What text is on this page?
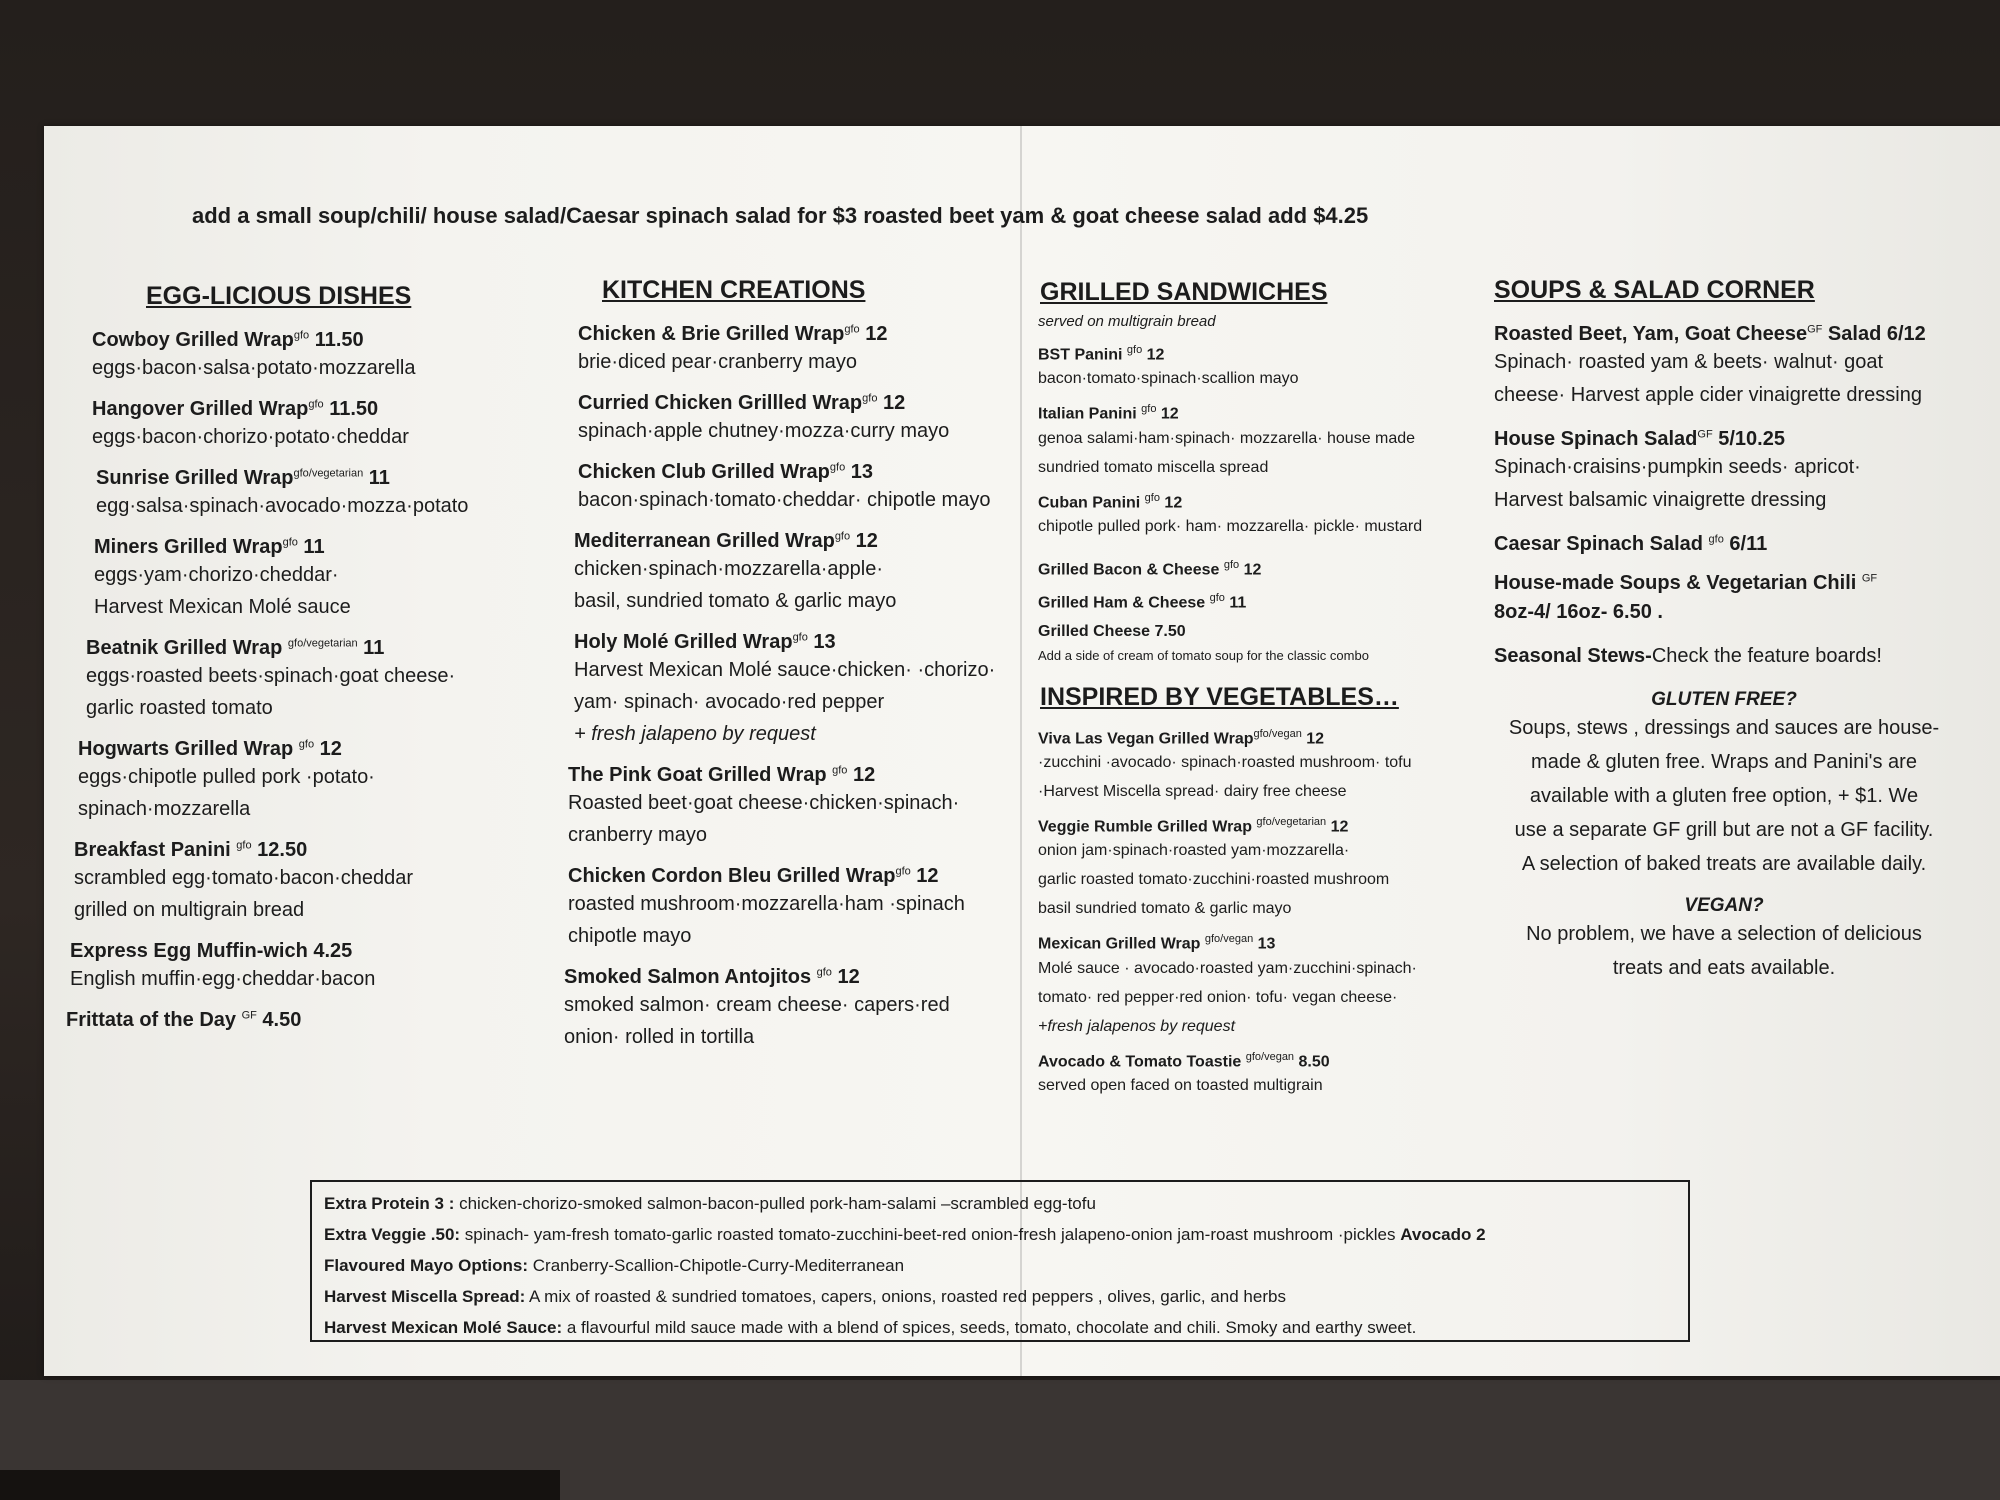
add a small soup/chili/ house salad/Caesar spinach salad for $3 roasted beet yam & goat cheese salad add $4.25
EGG-LICIOUS DISHES
Cowboy Grilled Wrap$^{gfo}$ 11.50
eggs·bacon·salsa·potato·mozzarella
Hangover Grilled Wrap$^{gfo}$ 11.50
eggs·bacon·chorizo·potato·cheddar
Sunrise Grilled Wrap$^{gfo/vegetarian}$ 11
egg·salsa·spinach·avocado·mozza·potato
Miners Grilled Wrap$^{gfo}$ 11
eggs·yam·chorizo·cheddar·
Harvest Mexican Molé sauce
Beatnik Grilled Wrap $^{gfo/vegetarian}$ 11
eggs·roasted beets·spinach·goat cheese·
garlic roasted tomato
Hogwarts Grilled Wrap $^{gfo}$ 12
eggs·chipotle pulled pork ·potato·
spinach·mozzarella
Breakfast Panini $^{gfo}$ 12.50
scrambled egg·tomato·bacon·cheddar
grilled on multigrain bread
Express Egg Muffin-wich 4.25
English muffin·egg·cheddar·bacon
Frittata of the Day $^{GF}$ 4.50
KITCHEN CREATIONS
Chicken & Brie Grilled Wrap$^{gfo}$ 12
brie·diced pear·cranberry mayo
Curried Chicken Grillled Wrap$^{gfo}$ 12
spinach·apple chutney·mozza·curry mayo
Chicken Club Grilled Wrap$^{gfo}$ 13
bacon·spinach·tomato·cheddar· chipotle mayo
Mediterranean Grilled Wrap$^{gfo}$ 12
chicken·spinach·mozzarella·apple·
basil, sundried tomato & garlic mayo
Holy Molé Grilled Wrap$^{gfo}$ 13
Harvest Mexican Molé sauce·chicken· ·chorizo·
yam· spinach· avocado·red pepper
+ fresh jalapeno by request
The Pink Goat Grilled Wrap $^{gfo}$ 12
Roasted beet·goat cheese·chicken·spinach·
cranberry mayo
Chicken Cordon Bleu Grilled Wrap$^{gfo}$ 12
roasted mushroom·mozzarella·ham ·spinach
chipotle mayo
Smoked Salmon Antojitos $^{gfo}$ 12
smoked salmon· cream cheese· capers·red
onion· rolled in tortilla
GRILLED SANDWICHES
served on multigrain bread
BST Panini $^{gfo}$ 12
bacon·tomato·spinach·scallion mayo
Italian Panini $^{gfo}$ 12
genoa salami·ham·spinach· mozzarella· house made
sundried tomato miscella spread
Cuban Panini $^{gfo}$ 12
chipotle pulled pork· ham· mozzarella· pickle· mustard
Grilled Bacon & Cheese $^{gfo}$ 12
Grilled Ham & Cheese $^{gfo}$ 11
Grilled Cheese 7.50
Add a side of cream of tomato soup for the classic combo
INSPIRED BY VEGETABLES…
Viva Las Vegan Grilled Wrap$^{gfo/vegan}$ 12
·zucchini ·avocado· spinach·roasted mushroom· tofu
·Harvest Miscella spread· dairy free cheese
Veggie Rumble Grilled Wrap $^{gfo/vegetarian}$ 12
onion jam·spinach·roasted yam·mozzarella·
garlic roasted tomato·zucchini·roasted mushroom
basil sundried tomato & garlic mayo
Mexican Grilled Wrap $^{gfo/vegan}$ 13
Molé sauce · avocado·roasted yam·zucchini·spinach·
tomato· red pepper·red onion· tofu· vegan cheese·
+fresh jalapenos by request
Avocado & Tomato Toastie $^{gfo/vegan}$ 8.50
served open faced on toasted multigrain
SOUPS & SALAD CORNER
Roasted Beet, Yam, Goat Cheese$^{GF}$ Salad 6/12
Spinach· roasted yam & beets· walnut· goat
cheese· Harvest apple cider vinaigrette dressing
House Spinach Salad$^{GF}$ 5/10.25
Spinach·craisins·pumpkin seeds· apricot·
Harvest balsamic vinaigrette dressing
Caesar Spinach Salad $^{gfo}$ 6/11
House-made Soups & Vegetarian Chili $^{GF}$
8oz-4/ 16oz- 6.50 .
Seasonal Stews-Check the feature boards!
GLUTEN FREE?
Soups, stews , dressings and sauces are house-
made & gluten free. Wraps and Panini's are
available with a gluten free option, + $1. We
use a separate GF grill but are not a GF facility.
A selection of baked treats are available daily.
VEGAN?
No problem, we have a selection of delicious
treats and eats available.
Extra Protein 3 : chicken-chorizo-smoked salmon-bacon-pulled pork-ham-salami –scrambled egg-tofu
Extra Veggie .50: spinach- yam-fresh tomato-garlic roasted tomato-zucchini-beet-red onion-fresh jalapeno-onion jam-roast mushroom ·pickles Avocado 2
Flavoured Mayo Options: Cranberry-Scallion-Chipotle-Curry-Mediterranean
Harvest Miscella Spread: A mix of roasted & sundried tomatoes, capers, onions, roasted red peppers , olives, garlic, and herbs
Harvest Mexican Molé Sauce: a flavourful mild sauce made with a blend of spices, seeds, tomato, chocolate and chili. Smoky and earthy sweet.
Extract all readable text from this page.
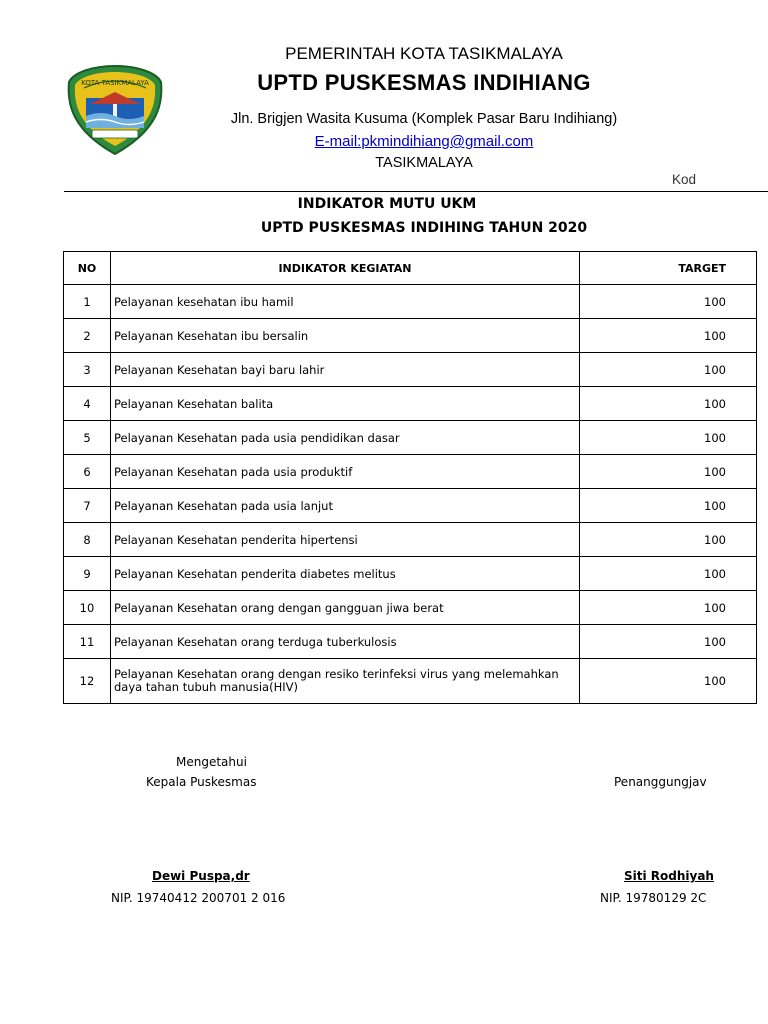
KOTA TASIKMALAYA
PEMERINTAH KOTA TASIKMALAYA
UPTD PUSKESMAS INDIHIANG
Jln. Brigjen Wasita Kusuma (Komplek Pasar Baru Indihiang)
E-mail:pkmindihiang@gmail.com
TASIKMALAYA
Kod
INDIKATOR MUTU UKM
UPTD PUSKESMAS INDIHING TAHUN 2020
NO	INDIKATOR KEGIATAN	TARGET
1	Pelayanan kesehatan ibu hamil	100
2	Pelayanan Kesehatan ibu bersalin	100
3	Pelayanan Kesehatan bayi baru lahir	100
4	Pelayanan Kesehatan balita	100
5	Pelayanan Kesehatan pada usia pendidikan dasar	100
6	Pelayanan Kesehatan pada usia produktif	100
7	Pelayanan Kesehatan pada usia lanjut	100
8	Pelayanan Kesehatan penderita hipertensi	100
9	Pelayanan Kesehatan penderita diabetes melitus	100
10	Pelayanan Kesehatan orang dengan gangguan jiwa berat	100
11	Pelayanan Kesehatan orang terduga tuberkulosis	100
12	Pelayanan Kesehatan orang dengan resiko terinfeksi virus yang melemahkan daya tahan tubuh manusia(HIV)	100
Mengetahui
Kepala Puskesmas
Dewi Puspa,dr
NIP. 19740412 200701 2 016
Penanggungjav
Siti Rodhiyah
NIP. 19780129 2C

> _Instructions for the task_:
Strip out the pictures and quote the remaining data word for word.

> _Written answer_:
What text is on this page?
add a small soup/chili/ house salad/Caesar spinach salad for $3 roasted beet yam & goat cheese salad add $4.25
EGG-LICIOUS DISHES
Cowboy Grilled Wrap$^{gfo}$ 11.50
eggs·bacon·salsa·potato·mozzarella
Hangover Grilled Wrap$^{gfo}$ 11.50
eggs·bacon·chorizo·potato·cheddar
Sunrise Grilled Wrap$^{gfo/vegetarian}$ 11
egg·salsa·spinach·avocado·mozza·potato
Miners Grilled Wrap$^{gfo}$ 11
eggs·yam·chorizo·cheddar·
Harvest Mexican Molé sauce
Beatnik Grilled Wrap $^{gfo/vegetarian}$ 11
eggs·roasted beets·spinach·goat cheese·
garlic roasted tomato
Hogwarts Grilled Wrap $^{gfo}$ 12
eggs·chipotle pulled pork ·potato·
spinach·mozzarella
Breakfast Panini $^{gfo}$ 12.50
scrambled egg·tomato·bacon·cheddar
grilled on multigrain bread
Express Egg Muffin-wich 4.25
English muffin·egg·cheddar·bacon
Frittata of the Day $^{GF}$ 4.50
KITCHEN CREATIONS
Chicken & Brie Grilled Wrap$^{gfo}$ 12
brie·diced pear·cranberry mayo
Curried Chicken Grillled Wrap$^{gfo}$ 12
spinach·apple chutney·mozza·curry mayo
Chicken Club Grilled Wrap$^{gfo}$ 13
bacon·spinach·tomato·cheddar· chipotle mayo
Mediterranean Grilled Wrap$^{gfo}$ 12
chicken·spinach·mozzarella·apple·
basil, sundried tomato & garlic mayo
Holy Molé Grilled Wrap$^{gfo}$ 13
Harvest Mexican Molé sauce·chicken· ·chorizo·
yam· spinach· avocado·red pepper
+ fresh jalapeno by request
The Pink Goat Grilled Wrap $^{gfo}$ 12
Roasted beet·goat cheese·chicken·spinach·
cranberry mayo
Chicken Cordon Bleu Grilled Wrap$^{gfo}$ 12
roasted mushroom·mozzarella·ham ·spinach
chipotle mayo
Smoked Salmon Antojitos $^{gfo}$ 12
smoked salmon· cream cheese· capers·red
onion· rolled in tortilla
GRILLED SANDWICHES
served on multigrain bread
BST Panini $^{gfo}$ 12
bacon·tomato·spinach·scallion mayo
Italian Panini $^{gfo}$ 12
genoa salami·ham·spinach· mozzarella· house made
sundried tomato miscella spread
Cuban Panini $^{gfo}$ 12
chipotle pulled pork· ham· mozzarella· pickle· mustard
Grilled Bacon & Cheese $^{gfo}$ 12
Grilled Ham & Cheese $^{gfo}$ 11
Grilled Cheese 7.50
Add a side of cream of tomato soup for the classic combo
INSPIRED BY VEGETABLES…
Viva Las Vegan Grilled Wrap$^{gfo/vegan}$ 12
·zucchini ·avocado· spinach·roasted mushroom· tofu
·Harvest Miscella spread· dairy free cheese
Veggie Rumble Grilled Wrap $^{gfo/vegetarian}$ 12
onion jam·spinach·roasted yam·mozzarella·
garlic roasted tomato·zucchini·roasted mushroom
basil sundried tomato & garlic mayo
Mexican Grilled Wrap $^{gfo/vegan}$ 13
Molé sauce · avocado·roasted yam·zucchini·spinach·
tomato· red pepper·red onion· tofu· vegan cheese·
+fresh jalapenos by request
Avocado & Tomato Toastie $^{gfo/vegan}$ 8.50
served open faced on toasted multigrain
SOUPS & SALAD CORNER
Roasted Beet, Yam, Goat Cheese$^{GF}$ Salad 6/12
Spinach· roasted yam & beets· walnut· goat
cheese· Harvest apple cider vinaigrette dressing
House Spinach Salad$^{GF}$ 5/10.25
Spinach·craisins·pumpkin seeds· apricot·
Harvest balsamic vinaigrette dressing
Caesar Spinach Salad $^{gfo}$ 6/11
House-made Soups & Vegetarian Chili $^{GF}$
8oz-4/ 16oz- 6.50 .
Seasonal Stews-Check the feature boards!
GLUTEN FREE?
Soups, stews , dressings and sauces are house-
made & gluten free. Wraps and Panini's are
available with a gluten free option, + $1. We
use a separate GF grill but are not a GF facility.
A selection of baked treats are available daily.
VEGAN?
No problem, we have a selection of delicious
treats and eats available.
Extra Protein 3 : chicken-chorizo-smoked salmon-bacon-pulled pork-ham-salami –scrambled egg-tofu
Extra Veggie .50: spinach- yam-fresh tomato-garlic roasted tomato-zucchini-beet-red onion-fresh jalapeno-onion jam-roast mushroom ·pickles Avocado 2
Flavoured Mayo Options: Cranberry-Scallion-Chipotle-Curry-Mediterranean
Harvest Miscella Spread: A mix of roasted & sundried tomatoes, capers, onions, roasted red peppers , olives, garlic, and herbs
Harvest Mexican Molé Sauce: a flavourful mild sauce made with a blend of spices, seeds, tomato, chocolate and chili. Smoky and earthy sweet.
Extract all readable text from this page.
KOTA TASIKMALAYA
PEMERINTAH KOTA TASIKMALAYA
UPTD PUSKESMAS INDIHIANG
Jln. Brigjen Wasita Kusuma (Komplek Pasar Baru Indihiang)
E-mail:pkmindihiang@gmail.com
TASIKMALAYA
Kod
INDIKATOR MUTU UKM
UPTD PUSKESMAS INDIHING TAHUN 2020
NO	INDIKATOR KEGIATAN	TARGET
1	Pelayanan kesehatan ibu hamil	100
2	Pelayanan Kesehatan ibu bersalin	100
3	Pelayanan Kesehatan bayi baru lahir	100
4	Pelayanan Kesehatan balita	100
5	Pelayanan Kesehatan pada usia pendidikan dasar	100
6	Pelayanan Kesehatan pada usia produktif	100
7	Pelayanan Kesehatan pada usia lanjut	100
8	Pelayanan Kesehatan penderita hipertensi	100
9	Pelayanan Kesehatan penderita diabetes melitus	100
10	Pelayanan Kesehatan orang dengan gangguan jiwa berat	100
11	Pelayanan Kesehatan orang terduga tuberkulosis	100
12	Pelayanan Kesehatan orang dengan resiko terinfeksi virus yang melemahkan daya tahan tubuh manusia(HIV)	100
Mengetahui
Kepala Puskesmas
Dewi Puspa,dr
NIP. 19740412 200701 2 016
Penanggungjav
Siti Rodhiyah
NIP. 19780129 2C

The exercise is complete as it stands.